• **RECORDS PROVIDED**
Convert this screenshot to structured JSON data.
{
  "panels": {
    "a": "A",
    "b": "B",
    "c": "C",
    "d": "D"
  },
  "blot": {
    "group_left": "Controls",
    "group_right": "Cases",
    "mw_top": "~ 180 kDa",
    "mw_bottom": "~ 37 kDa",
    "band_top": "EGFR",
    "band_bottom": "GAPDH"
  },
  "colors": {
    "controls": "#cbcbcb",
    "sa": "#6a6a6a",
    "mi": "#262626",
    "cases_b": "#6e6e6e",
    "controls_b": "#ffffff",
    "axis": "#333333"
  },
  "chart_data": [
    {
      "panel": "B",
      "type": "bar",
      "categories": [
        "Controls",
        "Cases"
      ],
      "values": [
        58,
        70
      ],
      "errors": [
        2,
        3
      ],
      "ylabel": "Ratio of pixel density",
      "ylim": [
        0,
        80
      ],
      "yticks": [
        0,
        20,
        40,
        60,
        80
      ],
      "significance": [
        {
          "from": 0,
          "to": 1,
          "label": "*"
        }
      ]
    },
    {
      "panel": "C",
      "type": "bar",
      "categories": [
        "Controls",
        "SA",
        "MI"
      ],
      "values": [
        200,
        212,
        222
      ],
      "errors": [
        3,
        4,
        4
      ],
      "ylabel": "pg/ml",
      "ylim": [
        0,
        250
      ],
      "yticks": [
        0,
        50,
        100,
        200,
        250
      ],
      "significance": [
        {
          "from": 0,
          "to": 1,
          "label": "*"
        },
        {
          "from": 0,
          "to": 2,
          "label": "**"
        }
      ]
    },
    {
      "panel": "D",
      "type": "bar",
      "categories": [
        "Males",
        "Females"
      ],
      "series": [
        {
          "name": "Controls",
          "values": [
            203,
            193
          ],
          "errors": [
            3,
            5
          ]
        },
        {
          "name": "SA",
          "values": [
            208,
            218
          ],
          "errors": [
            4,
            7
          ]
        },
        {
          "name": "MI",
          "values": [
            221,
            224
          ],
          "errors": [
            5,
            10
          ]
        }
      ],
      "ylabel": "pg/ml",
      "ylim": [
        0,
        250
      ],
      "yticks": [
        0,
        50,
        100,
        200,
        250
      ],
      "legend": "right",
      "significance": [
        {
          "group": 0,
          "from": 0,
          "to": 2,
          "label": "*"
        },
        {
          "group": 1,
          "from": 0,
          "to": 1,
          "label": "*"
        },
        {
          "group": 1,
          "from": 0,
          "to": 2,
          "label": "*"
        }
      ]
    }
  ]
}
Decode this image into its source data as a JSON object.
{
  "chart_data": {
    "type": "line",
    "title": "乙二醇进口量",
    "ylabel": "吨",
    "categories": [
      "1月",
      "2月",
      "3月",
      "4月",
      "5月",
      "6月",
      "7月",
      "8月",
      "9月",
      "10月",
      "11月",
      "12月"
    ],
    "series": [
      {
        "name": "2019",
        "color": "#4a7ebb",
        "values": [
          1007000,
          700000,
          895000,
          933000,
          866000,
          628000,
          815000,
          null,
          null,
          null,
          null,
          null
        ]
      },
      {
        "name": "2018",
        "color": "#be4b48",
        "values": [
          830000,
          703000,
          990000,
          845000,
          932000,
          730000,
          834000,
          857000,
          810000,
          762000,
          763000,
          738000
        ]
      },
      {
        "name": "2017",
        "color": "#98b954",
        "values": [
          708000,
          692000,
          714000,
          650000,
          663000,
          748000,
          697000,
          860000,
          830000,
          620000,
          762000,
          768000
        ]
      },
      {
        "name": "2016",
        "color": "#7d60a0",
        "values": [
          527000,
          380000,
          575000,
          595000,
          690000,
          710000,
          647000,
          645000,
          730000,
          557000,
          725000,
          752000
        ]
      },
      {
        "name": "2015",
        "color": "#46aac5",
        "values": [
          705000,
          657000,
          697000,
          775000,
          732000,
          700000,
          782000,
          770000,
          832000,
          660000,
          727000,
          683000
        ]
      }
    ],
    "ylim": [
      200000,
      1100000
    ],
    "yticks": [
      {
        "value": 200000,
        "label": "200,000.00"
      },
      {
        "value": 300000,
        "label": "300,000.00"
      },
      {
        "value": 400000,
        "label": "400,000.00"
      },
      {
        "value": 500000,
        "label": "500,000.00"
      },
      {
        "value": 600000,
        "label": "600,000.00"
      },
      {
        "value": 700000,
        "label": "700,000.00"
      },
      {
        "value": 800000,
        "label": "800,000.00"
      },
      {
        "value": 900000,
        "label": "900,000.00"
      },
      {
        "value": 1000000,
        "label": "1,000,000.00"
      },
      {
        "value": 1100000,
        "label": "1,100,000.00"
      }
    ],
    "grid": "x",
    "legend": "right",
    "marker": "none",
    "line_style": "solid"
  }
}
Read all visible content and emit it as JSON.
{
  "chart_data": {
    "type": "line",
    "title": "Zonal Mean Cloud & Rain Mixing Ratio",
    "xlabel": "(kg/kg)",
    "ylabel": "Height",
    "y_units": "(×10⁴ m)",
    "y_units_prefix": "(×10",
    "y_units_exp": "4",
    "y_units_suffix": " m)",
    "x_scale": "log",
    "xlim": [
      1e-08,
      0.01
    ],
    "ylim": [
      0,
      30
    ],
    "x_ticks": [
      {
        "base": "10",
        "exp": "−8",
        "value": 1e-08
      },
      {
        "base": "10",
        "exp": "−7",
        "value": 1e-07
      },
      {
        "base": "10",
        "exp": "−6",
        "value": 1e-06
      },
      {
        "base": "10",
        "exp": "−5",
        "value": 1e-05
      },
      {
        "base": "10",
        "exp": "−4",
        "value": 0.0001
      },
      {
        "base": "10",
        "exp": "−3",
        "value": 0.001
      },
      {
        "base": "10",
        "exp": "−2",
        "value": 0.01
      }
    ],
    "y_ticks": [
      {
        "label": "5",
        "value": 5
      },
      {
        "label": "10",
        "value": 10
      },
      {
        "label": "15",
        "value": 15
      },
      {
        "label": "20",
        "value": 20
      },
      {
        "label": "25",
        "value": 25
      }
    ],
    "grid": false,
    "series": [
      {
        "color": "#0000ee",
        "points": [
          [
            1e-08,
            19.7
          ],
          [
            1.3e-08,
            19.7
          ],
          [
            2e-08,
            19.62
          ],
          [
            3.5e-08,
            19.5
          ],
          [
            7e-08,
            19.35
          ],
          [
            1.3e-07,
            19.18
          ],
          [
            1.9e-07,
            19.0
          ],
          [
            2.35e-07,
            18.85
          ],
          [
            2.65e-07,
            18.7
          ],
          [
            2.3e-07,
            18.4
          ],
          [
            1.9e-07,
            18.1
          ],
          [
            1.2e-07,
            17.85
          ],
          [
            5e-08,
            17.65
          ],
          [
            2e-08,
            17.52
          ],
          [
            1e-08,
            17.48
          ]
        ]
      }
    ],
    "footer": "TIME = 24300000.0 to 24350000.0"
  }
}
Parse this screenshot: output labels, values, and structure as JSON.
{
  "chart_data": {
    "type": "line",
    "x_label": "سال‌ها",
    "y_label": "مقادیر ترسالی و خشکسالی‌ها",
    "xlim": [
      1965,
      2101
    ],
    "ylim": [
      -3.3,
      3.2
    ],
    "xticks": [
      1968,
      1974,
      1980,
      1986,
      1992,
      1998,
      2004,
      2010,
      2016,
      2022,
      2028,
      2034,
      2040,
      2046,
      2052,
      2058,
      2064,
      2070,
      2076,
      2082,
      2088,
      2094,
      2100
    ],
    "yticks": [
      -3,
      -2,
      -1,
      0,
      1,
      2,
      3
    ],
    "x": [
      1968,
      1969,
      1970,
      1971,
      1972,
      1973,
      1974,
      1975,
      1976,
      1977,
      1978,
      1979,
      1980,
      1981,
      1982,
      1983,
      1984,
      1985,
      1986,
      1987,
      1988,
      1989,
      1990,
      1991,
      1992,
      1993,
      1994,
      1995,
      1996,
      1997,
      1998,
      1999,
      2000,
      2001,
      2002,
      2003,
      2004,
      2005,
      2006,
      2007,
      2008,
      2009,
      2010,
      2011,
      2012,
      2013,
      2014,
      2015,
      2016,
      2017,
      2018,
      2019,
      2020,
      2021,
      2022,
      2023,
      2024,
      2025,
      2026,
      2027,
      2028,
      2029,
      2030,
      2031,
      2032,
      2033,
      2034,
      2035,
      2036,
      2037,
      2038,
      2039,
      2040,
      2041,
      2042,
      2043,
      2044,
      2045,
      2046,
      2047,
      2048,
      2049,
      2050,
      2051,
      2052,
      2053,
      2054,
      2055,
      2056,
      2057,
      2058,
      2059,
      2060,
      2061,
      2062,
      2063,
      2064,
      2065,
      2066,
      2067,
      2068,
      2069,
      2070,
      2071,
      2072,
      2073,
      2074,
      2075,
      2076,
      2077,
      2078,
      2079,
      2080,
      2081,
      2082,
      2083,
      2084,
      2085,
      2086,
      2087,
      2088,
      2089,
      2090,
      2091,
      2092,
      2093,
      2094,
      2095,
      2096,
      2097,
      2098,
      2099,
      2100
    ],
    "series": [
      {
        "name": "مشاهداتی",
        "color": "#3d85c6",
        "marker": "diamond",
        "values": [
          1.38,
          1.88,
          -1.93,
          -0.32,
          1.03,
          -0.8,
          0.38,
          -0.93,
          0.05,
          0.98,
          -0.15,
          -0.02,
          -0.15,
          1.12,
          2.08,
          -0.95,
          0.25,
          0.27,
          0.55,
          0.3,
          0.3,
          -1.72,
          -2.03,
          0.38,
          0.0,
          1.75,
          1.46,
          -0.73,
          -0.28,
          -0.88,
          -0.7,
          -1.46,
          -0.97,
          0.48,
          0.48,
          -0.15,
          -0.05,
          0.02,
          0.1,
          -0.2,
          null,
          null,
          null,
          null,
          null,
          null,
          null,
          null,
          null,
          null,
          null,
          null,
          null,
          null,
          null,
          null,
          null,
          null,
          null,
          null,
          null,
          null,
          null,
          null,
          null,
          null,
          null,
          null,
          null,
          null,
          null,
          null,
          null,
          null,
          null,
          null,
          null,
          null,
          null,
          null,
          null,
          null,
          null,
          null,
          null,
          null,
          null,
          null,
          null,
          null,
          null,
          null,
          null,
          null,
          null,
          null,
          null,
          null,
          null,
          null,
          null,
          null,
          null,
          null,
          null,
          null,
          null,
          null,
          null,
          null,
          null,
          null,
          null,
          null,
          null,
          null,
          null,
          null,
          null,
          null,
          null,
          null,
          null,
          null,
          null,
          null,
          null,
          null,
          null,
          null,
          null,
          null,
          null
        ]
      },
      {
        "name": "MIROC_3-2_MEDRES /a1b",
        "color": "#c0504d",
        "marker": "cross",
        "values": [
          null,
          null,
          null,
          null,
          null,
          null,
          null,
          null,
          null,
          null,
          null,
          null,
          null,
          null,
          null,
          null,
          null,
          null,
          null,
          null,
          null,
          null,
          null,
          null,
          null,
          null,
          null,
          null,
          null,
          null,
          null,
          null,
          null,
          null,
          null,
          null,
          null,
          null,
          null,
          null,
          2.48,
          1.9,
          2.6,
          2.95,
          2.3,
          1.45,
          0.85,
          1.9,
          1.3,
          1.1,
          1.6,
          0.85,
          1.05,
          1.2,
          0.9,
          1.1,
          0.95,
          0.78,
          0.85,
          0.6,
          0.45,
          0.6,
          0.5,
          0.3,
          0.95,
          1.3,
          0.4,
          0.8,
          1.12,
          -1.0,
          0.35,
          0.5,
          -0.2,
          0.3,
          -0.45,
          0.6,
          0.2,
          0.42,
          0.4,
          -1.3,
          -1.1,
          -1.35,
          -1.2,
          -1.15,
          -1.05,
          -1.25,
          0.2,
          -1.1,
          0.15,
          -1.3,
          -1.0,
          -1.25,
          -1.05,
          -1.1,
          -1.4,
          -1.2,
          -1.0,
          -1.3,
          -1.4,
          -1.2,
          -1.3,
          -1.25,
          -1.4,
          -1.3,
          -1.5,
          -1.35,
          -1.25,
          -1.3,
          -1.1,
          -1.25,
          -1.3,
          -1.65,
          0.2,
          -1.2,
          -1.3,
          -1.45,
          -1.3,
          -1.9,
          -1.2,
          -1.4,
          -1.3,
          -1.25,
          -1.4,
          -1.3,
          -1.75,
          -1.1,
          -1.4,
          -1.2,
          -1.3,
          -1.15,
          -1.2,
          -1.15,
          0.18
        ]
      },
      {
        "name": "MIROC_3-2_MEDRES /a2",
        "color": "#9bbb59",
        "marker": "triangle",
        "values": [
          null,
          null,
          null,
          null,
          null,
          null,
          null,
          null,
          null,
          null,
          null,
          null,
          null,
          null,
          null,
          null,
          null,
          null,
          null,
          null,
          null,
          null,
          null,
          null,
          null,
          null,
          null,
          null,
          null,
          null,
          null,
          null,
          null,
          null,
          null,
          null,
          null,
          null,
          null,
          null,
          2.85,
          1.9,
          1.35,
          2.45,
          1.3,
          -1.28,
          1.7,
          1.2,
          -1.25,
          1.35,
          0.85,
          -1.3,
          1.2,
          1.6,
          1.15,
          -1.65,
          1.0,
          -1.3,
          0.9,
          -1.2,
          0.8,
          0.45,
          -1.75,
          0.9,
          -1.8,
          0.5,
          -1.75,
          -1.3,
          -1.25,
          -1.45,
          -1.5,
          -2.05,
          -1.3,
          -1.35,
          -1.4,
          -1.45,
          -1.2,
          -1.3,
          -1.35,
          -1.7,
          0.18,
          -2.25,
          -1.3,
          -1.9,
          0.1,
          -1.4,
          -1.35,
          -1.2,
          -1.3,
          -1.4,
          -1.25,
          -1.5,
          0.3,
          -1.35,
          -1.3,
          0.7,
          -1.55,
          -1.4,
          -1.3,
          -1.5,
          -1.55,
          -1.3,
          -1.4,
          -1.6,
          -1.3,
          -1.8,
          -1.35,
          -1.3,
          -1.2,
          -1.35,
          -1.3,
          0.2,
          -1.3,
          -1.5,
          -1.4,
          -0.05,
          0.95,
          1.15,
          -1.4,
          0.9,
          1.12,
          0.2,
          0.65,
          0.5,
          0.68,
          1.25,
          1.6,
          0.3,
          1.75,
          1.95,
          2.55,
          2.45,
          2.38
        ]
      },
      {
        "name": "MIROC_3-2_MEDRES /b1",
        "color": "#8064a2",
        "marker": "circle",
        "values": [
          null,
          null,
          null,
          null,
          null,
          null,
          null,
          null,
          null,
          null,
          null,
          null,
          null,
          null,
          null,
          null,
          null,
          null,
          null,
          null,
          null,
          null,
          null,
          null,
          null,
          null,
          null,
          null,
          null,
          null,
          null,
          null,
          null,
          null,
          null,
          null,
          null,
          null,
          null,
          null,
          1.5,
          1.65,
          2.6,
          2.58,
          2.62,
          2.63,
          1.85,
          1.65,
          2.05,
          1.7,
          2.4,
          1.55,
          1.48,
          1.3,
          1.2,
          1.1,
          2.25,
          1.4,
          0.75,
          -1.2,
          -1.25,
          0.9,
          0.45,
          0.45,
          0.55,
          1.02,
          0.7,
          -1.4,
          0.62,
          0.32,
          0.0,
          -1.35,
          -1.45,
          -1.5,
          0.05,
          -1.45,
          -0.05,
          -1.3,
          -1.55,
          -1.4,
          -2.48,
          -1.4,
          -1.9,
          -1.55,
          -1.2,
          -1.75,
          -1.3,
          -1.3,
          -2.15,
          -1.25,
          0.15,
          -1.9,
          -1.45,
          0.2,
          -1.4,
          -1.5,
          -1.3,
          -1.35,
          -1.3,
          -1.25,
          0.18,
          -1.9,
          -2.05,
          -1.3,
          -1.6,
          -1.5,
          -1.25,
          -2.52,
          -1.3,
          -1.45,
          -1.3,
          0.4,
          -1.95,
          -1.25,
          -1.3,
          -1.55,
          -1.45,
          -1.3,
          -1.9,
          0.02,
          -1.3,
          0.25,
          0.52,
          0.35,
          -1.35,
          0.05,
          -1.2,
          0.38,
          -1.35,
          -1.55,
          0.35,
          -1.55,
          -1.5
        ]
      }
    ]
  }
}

• **PROMPT**
List the lines of the records where "ylabel" occurs.

• **SOLUTION BELOW**
      "ylabel": "Ratio of pixel density",
      "ylabel": "pg/ml",
      "ylabel": "pg/ml",
    "ylabel": "吨",
    "ylabel": "Height",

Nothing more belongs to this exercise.